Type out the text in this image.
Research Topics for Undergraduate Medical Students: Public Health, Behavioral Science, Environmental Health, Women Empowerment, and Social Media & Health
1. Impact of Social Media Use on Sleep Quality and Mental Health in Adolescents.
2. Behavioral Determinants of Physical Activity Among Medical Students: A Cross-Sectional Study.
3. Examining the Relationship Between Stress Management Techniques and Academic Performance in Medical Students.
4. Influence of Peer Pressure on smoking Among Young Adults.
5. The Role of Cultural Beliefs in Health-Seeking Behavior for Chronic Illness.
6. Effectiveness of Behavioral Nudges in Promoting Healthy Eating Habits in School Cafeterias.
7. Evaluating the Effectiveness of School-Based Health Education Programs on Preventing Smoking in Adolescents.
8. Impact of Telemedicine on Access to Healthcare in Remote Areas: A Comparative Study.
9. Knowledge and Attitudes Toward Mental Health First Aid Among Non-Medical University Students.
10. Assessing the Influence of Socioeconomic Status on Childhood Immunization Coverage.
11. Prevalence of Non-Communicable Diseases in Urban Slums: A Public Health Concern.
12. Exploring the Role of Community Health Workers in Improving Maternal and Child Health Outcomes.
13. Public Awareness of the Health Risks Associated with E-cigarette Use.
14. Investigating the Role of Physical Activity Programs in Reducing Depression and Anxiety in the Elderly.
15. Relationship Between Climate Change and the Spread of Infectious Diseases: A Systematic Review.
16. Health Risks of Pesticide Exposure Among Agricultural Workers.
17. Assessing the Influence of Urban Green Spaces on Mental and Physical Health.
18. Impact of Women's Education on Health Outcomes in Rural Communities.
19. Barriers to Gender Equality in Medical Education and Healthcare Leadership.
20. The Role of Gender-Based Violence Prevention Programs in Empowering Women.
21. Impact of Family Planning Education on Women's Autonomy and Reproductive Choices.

**WRITTEN INSTRUCTION**
Return each line of the data exactly as written above.

**RESULT FOR THIS TASK**
Type out the text in this image.
Research Topics for Undergraduate Medical Students: Public Health, Behavioral Science, Environmental Health, Women Empowerment, and Social Media & Health
1. Impact of Social Media Use on Sleep Quality and Mental Health in Adolescents.
2. Behavioral Determinants of Physical Activity Among Medical Students: A Cross-Sectional Study.
3. Examining the Relationship Between Stress Management Techniques and Academic Performance in Medical Students.
4. Influence of Peer Pressure on smoking Among Young Adults.
5. The Role of Cultural Beliefs in Health-Seeking Behavior for Chronic Illness.
6. Effectiveness of Behavioral Nudges in Promoting Healthy Eating Habits in School Cafeterias.
7. Evaluating the Effectiveness of School-Based Health Education Programs on Preventing Smoking in Adolescents.
8. Impact of Telemedicine on Access to Healthcare in Remote Areas: A Comparative Study.
9. Knowledge and Attitudes Toward Mental Health First Aid Among Non-Medical University Students.
10. Assessing the Influence of Socioeconomic Status on Childhood Immunization Coverage.
11. Prevalence of Non-Communicable Diseases in Urban Slums: A Public Health Concern.
12. Exploring the Role of Community Health Workers in Improving Maternal and Child Health Outcomes.
13. Public Awareness of the Health Risks Associated with E-cigarette Use.
14. Investigating the Role of Physical Activity Programs in Reducing Depression and Anxiety in the Elderly.
15. Relationship Between Climate Change and the Spread of Infectious Diseases: A Systematic Review.
16. Health Risks of Pesticide Exposure Among Agricultural Workers.
17. Assessing the Influence of Urban Green Spaces on Mental and Physical Health.
18. Impact of Women's Education on Health Outcomes in Rural Communities.
19. Barriers to Gender Equality in Medical Education and Healthcare Leadership.
20. The Role of Gender-Based Violence Prevention Programs in Empowering Women.
21. Impact of Family Planning Education on Women's Autonomy and Reproductive Choices.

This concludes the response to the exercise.